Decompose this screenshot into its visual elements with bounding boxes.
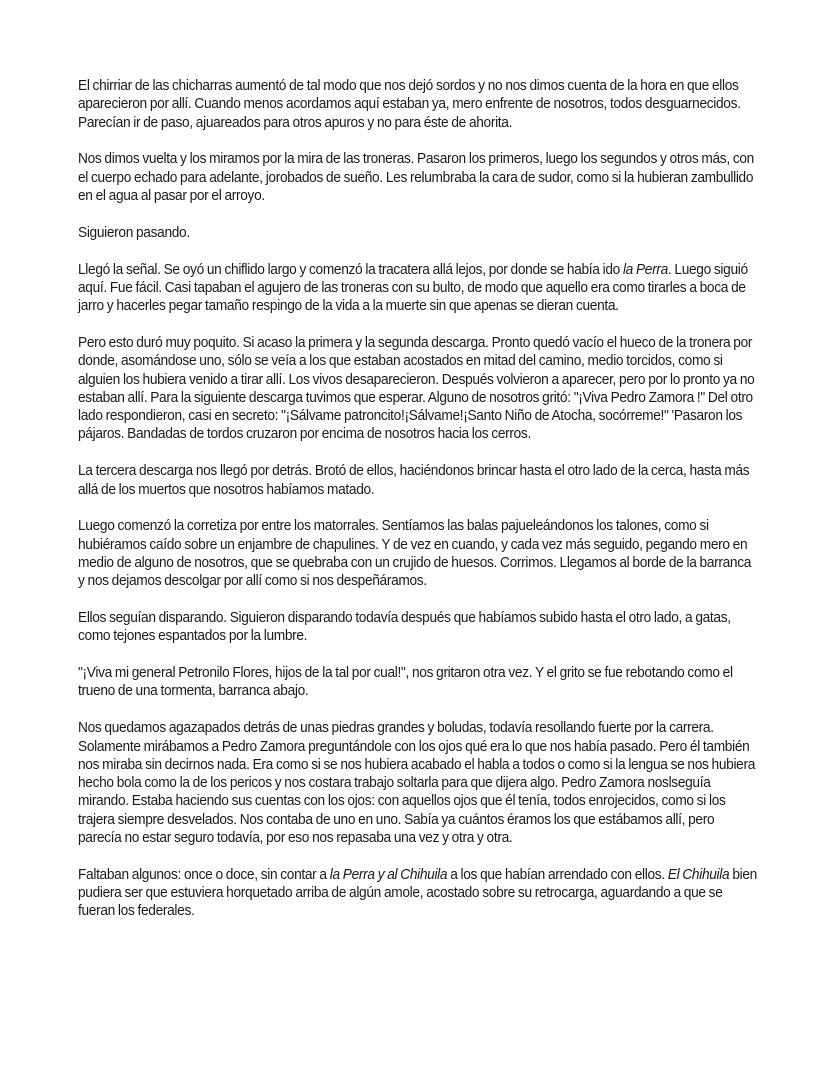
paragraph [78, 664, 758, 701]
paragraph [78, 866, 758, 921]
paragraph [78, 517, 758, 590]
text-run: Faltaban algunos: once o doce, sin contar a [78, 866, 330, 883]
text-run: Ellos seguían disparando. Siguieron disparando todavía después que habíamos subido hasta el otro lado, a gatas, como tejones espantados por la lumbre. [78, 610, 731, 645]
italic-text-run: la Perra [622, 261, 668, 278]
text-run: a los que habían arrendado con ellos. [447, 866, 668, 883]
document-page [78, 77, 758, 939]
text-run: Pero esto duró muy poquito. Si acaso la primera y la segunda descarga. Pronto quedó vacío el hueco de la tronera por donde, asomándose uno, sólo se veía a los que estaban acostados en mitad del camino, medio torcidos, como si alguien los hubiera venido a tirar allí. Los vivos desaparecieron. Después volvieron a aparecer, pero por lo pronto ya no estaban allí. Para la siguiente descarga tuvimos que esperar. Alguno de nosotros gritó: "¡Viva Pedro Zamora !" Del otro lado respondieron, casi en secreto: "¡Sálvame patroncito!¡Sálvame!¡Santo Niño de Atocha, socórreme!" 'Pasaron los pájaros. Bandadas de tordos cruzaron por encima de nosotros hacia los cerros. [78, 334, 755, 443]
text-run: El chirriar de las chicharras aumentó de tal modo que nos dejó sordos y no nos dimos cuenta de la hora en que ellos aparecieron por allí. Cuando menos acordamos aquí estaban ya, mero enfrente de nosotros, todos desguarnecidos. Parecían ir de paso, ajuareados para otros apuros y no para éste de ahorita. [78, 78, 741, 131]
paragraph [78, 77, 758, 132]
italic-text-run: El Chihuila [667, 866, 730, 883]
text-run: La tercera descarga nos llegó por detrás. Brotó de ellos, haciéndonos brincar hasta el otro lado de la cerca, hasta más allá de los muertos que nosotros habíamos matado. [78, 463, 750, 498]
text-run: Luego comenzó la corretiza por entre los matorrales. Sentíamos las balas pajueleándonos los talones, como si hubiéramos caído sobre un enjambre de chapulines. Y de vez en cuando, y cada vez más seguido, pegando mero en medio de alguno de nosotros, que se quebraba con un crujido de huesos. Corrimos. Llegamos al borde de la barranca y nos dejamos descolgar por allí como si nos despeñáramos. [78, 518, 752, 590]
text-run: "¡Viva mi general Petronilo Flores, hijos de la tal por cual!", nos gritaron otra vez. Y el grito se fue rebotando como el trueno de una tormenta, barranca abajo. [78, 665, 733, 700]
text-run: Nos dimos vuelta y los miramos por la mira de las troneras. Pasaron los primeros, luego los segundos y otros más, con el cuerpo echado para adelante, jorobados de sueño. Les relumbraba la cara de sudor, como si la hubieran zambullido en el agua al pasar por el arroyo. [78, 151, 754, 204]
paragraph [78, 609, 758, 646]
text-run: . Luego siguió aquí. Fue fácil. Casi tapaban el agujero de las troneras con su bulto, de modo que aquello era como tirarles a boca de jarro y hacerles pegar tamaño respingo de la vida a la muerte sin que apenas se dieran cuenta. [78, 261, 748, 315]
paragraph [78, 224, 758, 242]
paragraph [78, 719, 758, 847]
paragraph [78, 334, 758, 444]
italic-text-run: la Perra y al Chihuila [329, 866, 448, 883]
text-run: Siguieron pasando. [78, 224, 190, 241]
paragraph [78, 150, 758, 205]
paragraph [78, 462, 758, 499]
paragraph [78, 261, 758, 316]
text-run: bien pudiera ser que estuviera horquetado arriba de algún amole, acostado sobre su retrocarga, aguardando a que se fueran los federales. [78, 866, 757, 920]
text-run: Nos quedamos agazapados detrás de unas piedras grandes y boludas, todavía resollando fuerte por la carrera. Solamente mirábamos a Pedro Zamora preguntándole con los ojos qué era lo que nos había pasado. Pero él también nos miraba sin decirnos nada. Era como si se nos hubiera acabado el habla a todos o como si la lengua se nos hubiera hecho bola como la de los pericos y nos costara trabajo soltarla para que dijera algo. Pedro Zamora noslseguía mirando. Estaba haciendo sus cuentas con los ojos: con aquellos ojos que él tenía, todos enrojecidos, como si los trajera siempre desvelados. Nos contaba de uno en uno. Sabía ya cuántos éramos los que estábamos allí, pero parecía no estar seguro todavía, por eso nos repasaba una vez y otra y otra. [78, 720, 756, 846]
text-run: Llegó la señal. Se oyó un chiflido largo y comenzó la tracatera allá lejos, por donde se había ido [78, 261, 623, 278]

--

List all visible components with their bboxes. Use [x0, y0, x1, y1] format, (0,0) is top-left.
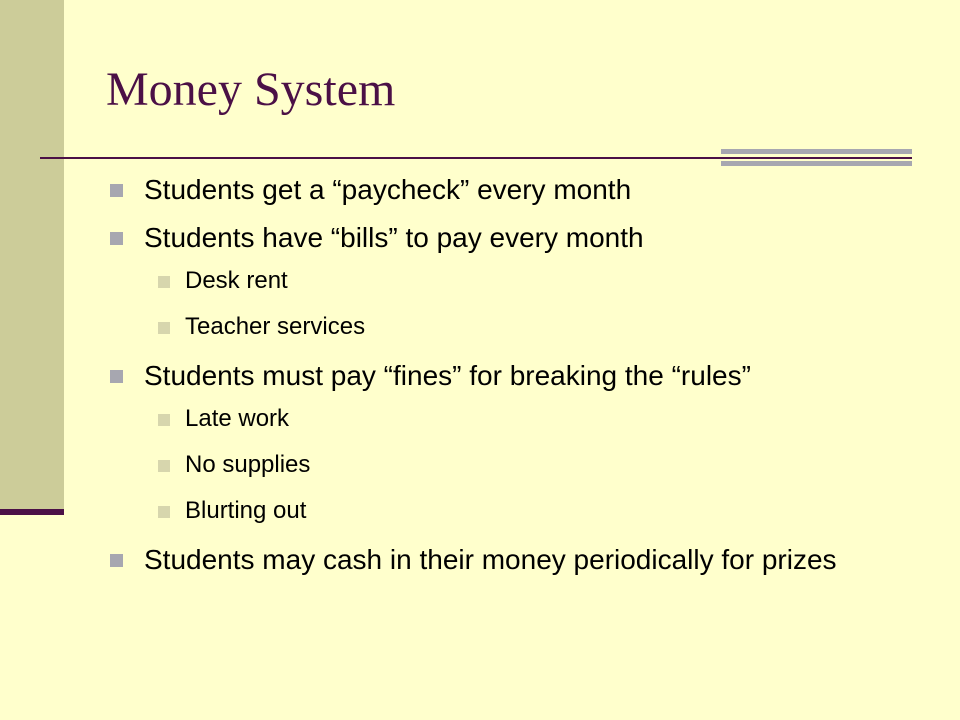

--

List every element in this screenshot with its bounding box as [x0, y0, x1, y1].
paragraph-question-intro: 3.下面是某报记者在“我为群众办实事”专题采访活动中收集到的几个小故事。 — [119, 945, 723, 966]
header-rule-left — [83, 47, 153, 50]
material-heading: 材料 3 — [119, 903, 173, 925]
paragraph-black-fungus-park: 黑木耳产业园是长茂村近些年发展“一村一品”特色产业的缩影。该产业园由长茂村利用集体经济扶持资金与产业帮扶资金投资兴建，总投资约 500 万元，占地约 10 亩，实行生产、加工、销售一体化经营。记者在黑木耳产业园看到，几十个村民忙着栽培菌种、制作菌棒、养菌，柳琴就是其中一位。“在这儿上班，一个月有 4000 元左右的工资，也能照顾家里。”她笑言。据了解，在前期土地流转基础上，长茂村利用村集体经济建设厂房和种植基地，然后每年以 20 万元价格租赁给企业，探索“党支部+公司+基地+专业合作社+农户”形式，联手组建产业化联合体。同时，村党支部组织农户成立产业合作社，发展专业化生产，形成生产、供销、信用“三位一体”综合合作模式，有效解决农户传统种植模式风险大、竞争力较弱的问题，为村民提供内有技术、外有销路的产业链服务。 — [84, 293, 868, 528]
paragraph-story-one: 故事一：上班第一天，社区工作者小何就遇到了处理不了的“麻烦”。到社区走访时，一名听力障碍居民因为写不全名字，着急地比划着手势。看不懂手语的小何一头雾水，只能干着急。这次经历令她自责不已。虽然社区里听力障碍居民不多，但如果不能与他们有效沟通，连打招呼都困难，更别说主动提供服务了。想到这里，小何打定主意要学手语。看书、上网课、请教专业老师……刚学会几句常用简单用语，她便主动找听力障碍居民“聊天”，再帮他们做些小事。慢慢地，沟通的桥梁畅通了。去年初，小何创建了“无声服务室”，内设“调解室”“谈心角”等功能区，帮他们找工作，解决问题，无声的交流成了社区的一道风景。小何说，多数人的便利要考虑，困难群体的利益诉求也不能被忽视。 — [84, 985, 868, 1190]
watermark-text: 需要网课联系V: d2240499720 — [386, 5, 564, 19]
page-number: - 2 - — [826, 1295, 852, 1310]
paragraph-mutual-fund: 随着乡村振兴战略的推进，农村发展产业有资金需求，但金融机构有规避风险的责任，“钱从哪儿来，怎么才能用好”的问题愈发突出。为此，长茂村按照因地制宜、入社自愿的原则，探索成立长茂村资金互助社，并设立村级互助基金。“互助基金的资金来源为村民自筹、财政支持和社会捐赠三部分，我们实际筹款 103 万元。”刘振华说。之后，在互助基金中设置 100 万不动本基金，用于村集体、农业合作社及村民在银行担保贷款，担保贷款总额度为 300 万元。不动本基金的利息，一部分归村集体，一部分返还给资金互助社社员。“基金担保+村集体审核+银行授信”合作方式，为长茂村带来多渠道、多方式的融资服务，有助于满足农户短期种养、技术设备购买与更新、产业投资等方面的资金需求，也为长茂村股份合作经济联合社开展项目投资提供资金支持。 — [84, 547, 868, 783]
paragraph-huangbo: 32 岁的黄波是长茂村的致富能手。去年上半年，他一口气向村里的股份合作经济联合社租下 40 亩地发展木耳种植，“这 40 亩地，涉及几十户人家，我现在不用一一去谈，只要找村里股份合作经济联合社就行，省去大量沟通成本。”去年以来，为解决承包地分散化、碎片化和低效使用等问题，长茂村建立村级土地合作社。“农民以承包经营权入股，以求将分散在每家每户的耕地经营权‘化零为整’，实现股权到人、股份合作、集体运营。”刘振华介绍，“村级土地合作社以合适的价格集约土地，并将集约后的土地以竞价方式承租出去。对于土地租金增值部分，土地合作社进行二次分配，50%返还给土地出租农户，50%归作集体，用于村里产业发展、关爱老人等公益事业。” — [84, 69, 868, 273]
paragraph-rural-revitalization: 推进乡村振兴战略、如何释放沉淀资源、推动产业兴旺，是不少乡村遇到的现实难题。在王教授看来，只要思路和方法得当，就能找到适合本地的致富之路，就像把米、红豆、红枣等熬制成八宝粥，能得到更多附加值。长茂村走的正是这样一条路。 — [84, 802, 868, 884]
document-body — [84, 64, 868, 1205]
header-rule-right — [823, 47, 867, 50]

• [WHAT IS REQUIRED] Copy out the listing lines verbatim, starting at the line containing "List every element" and ending at the line containing "page-number: - 2 - — [826, 1295, 852, 1310]", with both of those lines included.

• [FINAL RESULT]
List every element in this screenshot with its bounding box as [x0, y0, x1, y1].
paragraph-question-intro: 3.下面是某报记者在“我为群众办实事”专题采访活动中收集到的几个小故事。 — [119, 945, 723, 966]
header-rule-left — [83, 47, 153, 50]
material-heading: 材料 3 — [119, 903, 173, 925]
paragraph-black-fungus-park: 黑木耳产业园是长茂村近些年发展“一村一品”特色产业的缩影。该产业园由长茂村利用集体经济扶持资金与产业帮扶资金投资兴建，总投资约 500 万元，占地约 10 亩，实行生产、加工、销售一体化经营。记者在黑木耳产业园看到，几十个村民忙着栽培菌种、制作菌棒、养菌，柳琴就是其中一位。“在这儿上班，一个月有 4000 元左右的工资，也能照顾家里。”她笑言。据了解，在前期土地流转基础上，长茂村利用村集体经济建设厂房和种植基地，然后每年以 20 万元价格租赁给企业，探索“党支部+公司+基地+专业合作社+农户”形式，联手组建产业化联合体。同时，村党支部组织农户成立产业合作社，发展专业化生产，形成生产、供销、信用“三位一体”综合合作模式，有效解决农户传统种植模式风险大、竞争力较弱的问题，为村民提供内有技术、外有销路的产业链服务。 — [84, 293, 868, 528]
paragraph-story-one: 故事一：上班第一天，社区工作者小何就遇到了处理不了的“麻烦”。到社区走访时，一名听力障碍居民因为写不全名字，着急地比划着手势。看不懂手语的小何一头雾水，只能干着急。这次经历令她自责不已。虽然社区里听力障碍居民不多，但如果不能与他们有效沟通，连打招呼都困难，更别说主动提供服务了。想到这里，小何打定主意要学手语。看书、上网课、请教专业老师……刚学会几句常用简单用语，她便主动找听力障碍居民“聊天”，再帮他们做些小事。慢慢地，沟通的桥梁畅通了。去年初，小何创建了“无声服务室”，内设“调解室”“谈心角”等功能区，帮他们找工作，解决问题，无声的交流成了社区的一道风景。小何说，多数人的便利要考虑，困难群体的利益诉求也不能被忽视。 — [84, 985, 868, 1190]
watermark-text: 需要网课联系V: d2240499720 — [386, 5, 564, 19]
page-number: - 2 - — [826, 1295, 852, 1310]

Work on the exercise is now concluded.